What is being asked :: Reproduce the listing verbatim.

Information supplied ::
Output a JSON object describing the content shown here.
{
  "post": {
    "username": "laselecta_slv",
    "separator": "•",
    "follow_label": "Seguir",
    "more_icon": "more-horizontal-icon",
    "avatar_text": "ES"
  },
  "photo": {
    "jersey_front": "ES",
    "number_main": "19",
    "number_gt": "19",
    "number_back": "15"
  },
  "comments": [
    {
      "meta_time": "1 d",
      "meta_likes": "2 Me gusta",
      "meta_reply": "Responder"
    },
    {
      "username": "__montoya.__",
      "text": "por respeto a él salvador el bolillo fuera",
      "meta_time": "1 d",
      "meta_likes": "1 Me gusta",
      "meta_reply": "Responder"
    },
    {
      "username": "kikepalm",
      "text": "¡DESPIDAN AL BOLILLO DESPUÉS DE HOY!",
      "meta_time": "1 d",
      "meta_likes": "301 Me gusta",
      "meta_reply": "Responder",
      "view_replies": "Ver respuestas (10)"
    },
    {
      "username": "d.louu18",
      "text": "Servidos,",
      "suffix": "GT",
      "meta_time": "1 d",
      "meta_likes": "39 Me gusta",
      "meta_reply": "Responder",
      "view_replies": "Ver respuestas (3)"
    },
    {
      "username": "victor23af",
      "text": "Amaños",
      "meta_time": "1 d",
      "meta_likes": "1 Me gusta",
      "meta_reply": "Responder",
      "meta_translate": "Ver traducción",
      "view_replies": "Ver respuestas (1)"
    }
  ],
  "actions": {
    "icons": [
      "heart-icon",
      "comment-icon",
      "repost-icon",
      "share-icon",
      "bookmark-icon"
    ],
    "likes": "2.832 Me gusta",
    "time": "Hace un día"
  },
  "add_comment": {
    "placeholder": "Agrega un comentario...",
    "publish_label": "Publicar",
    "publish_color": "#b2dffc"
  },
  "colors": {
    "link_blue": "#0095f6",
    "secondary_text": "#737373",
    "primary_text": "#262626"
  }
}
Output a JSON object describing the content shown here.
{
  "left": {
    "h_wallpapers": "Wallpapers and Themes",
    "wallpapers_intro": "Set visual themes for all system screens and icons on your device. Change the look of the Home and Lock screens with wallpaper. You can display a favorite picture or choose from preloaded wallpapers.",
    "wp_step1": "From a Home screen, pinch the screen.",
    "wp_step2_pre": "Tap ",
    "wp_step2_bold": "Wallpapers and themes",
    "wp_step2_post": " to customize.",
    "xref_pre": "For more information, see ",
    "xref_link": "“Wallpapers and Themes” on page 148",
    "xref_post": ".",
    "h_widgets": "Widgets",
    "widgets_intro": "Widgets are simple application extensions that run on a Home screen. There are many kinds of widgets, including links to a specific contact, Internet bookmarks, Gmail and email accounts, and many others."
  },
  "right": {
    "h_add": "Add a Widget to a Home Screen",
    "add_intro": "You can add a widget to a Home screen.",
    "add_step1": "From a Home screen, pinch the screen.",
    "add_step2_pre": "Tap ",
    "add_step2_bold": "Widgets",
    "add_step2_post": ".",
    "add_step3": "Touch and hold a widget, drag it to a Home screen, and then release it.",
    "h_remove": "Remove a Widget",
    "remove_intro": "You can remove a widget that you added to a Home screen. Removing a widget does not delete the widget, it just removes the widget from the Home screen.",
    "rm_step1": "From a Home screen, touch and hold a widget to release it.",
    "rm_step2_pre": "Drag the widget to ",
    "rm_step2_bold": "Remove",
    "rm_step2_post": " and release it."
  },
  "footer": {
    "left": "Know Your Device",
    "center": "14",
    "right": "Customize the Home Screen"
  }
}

Solution ::
Output a JSON object describing the content shown here.
{
  "post": {
    "username": "laselecta_slv",
    "separator": "•",
    "follow_label": "Seguir",
    "more_icon": "more-horizontal-icon",
    "avatar_text": "ES"
  },
  "photo": {
    "jersey_front": "ES",
    "number_main": "19",
    "number_gt": "19",
    "number_back": "15"
  },
  "comments": [
    {
      "meta_time": "1 d",
      "meta_likes": "2 Me gusta",
      "meta_reply": "Responder"
    },
    {
      "username": "__montoya.__",
      "text": "por respeto a él salvador el bolillo fuera",
      "meta_time": "1 d",
      "meta_likes": "1 Me gusta",
      "meta_reply": "Responder"
    },
    {
      "username": "kikepalm",
      "text": "¡DESPIDAN AL BOLILLO DESPUÉS DE HOY!",
      "meta_time": "1 d",
      "meta_likes": "301 Me gusta",
      "meta_reply": "Responder",
      "view_replies": "Ver respuestas (10)"
    },
    {
      "username": "d.louu18",
      "text": "Servidos,",
      "suffix": "GT",
      "meta_time": "1 d",
      "meta_likes": "39 Me gusta",
      "meta_reply": "Responder",
      "view_replies": "Ver respuestas (3)"
    },
    {
      "username": "victor23af",
      "text": "Amaños",
      "meta_time": "1 d",
      "meta_likes": "1 Me gusta",
      "meta_reply": "Responder",
      "meta_translate": "Ver traducción",
      "view_replies": "Ver respuestas (1)"
    }
  ],
  "actions": {
    "icons": [
      "heart-icon",
      "comment-icon",
      "repost-icon",
      "share-icon",
      "bookmark-icon"
    ],
    "likes": "2.832 Me gusta",
    "time": "Hace un día"
  },
  "add_comment": {
    "placeholder": "Agrega un comentario...",
    "publish_label": "Publicar",
    "publish_color": "#b2dffc"
  },
  "colors": {
    "link_blue": "#0095f6",
    "secondary_text": "#737373",
    "primary_text": "#262626"
  }
}
Output a JSON object describing the content shown here.
{
  "left": {
    "h_wallpapers": "Wallpapers and Themes",
    "wallpapers_intro": "Set visual themes for all system screens and icons on your device. Change the look of the Home and Lock screens with wallpaper. You can display a favorite picture or choose from preloaded wallpapers.",
    "wp_step1": "From a Home screen, pinch the screen.",
    "wp_step2_pre": "Tap ",
    "wp_step2_bold": "Wallpapers and themes",
    "wp_step2_post": " to customize.",
    "xref_pre": "For more information, see ",
    "xref_link": "“Wallpapers and Themes” on page 148",
    "xref_post": ".",
    "h_widgets": "Widgets",
    "widgets_intro": "Widgets are simple application extensions that run on a Home screen. There are many kinds of widgets, including links to a specific contact, Internet bookmarks, Gmail and email accounts, and many others."
  },
  "right": {
    "h_add": "Add a Widget to a Home Screen",
    "add_intro": "You can add a widget to a Home screen.",
    "add_step1": "From a Home screen, pinch the screen.",
    "add_step2_pre": "Tap ",
    "add_step2_bold": "Widgets",
    "add_step2_post": ".",
    "add_step3": "Touch and hold a widget, drag it to a Home screen, and then release it.",
    "h_remove": "Remove a Widget",
    "remove_intro": "You can remove a widget that you added to a Home screen. Removing a widget does not delete the widget, it just removes the widget from the Home screen.",
    "rm_step1": "From a Home screen, touch and hold a widget to release it.",
    "rm_step2_pre": "Drag the widget to ",
    "rm_step2_bold": "Remove",
    "rm_step2_post": " and release it."
  },
  "footer": {
    "left": "Know Your Device",
    "center": "14",
    "right": "Customize the Home Screen"
  }
}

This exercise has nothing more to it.